* **WHAT TO WORK ON**: Among the entries below, count the lines where the string "title" occurs, and give only the number.

* **TASK DATA**:
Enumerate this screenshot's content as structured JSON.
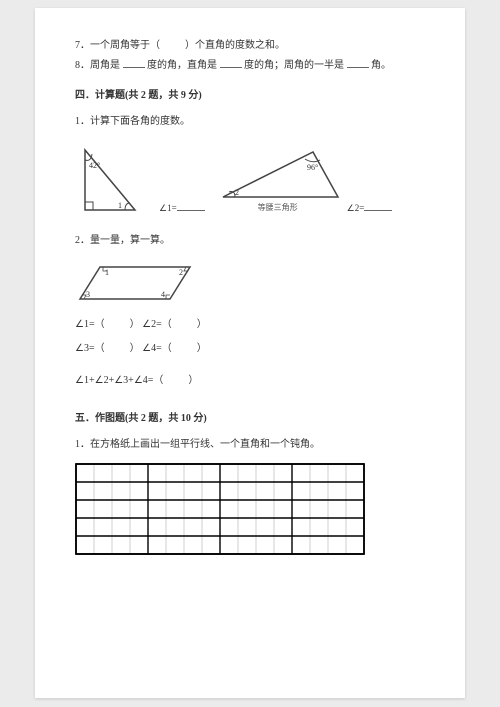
{
  "q7": {
    "prefix": "7．一个周角等于（",
    "suffix": "）个直角的度数之和。"
  },
  "q8": {
    "t1": "8．周角是",
    "t2": "度的角，直角是",
    "t3": "度的角；周角的一半是",
    "t4": "角。"
  },
  "section4": {
    "title": "四．计算题(共 2 题，共 9 分)"
  },
  "s4q1": {
    "text": "1．计算下面各角的度数。",
    "angle1_label": "∠1=",
    "angle2_label": "∠2=",
    "tri1_angle": "42°",
    "tri2_angle": "96°",
    "tri2_anglemark": "2",
    "tri1_anglemark": "1",
    "tri2_caption": "等腰三角形"
  },
  "s4q2": {
    "text": "2．量一量，算一算。",
    "labels": {
      "l1": "1",
      "l2": "2",
      "l3": "3",
      "l4": "4"
    },
    "eq1a": "∠1=（",
    "eq1b": "）  ∠2=（",
    "eq1c": "）",
    "eq2a": "∠3=（",
    "eq2b": "）  ∠4=（",
    "eq2c": "）",
    "eq3a": "∠1+∠2+∠3+∠4=（",
    "eq3b": "）"
  },
  "section5": {
    "title": "五．作图题(共 2 题，共 10 分)"
  },
  "s5q1": {
    "text": "1．在方格纸上画出一组平行线、一个直角和一个钝角。"
  },
  "grid": {
    "cols": 16,
    "rows": 5,
    "cell": 18,
    "outer_stroke": "#000000",
    "inner_stroke": "#bbbbbb",
    "bold_hstep": 1,
    "bold_vstep": 4
  },
  "colors": {
    "page_bg": "#ffffff",
    "outer_bg": "#ebebeb",
    "text": "#333333",
    "figure_stroke": "#444444"
  }
}
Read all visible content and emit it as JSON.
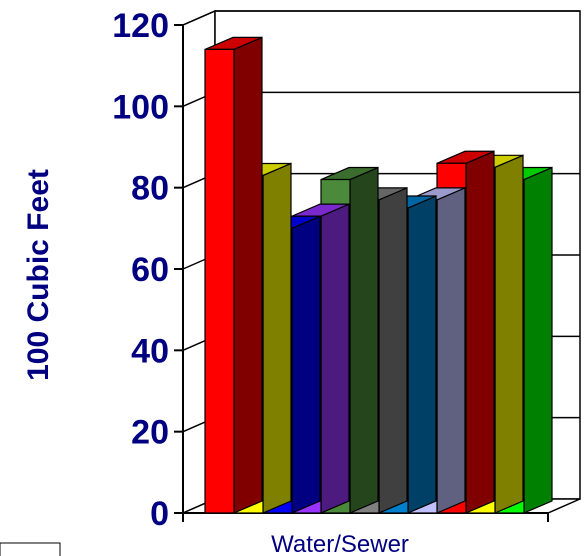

* **RESULT OF THE TASK**: 2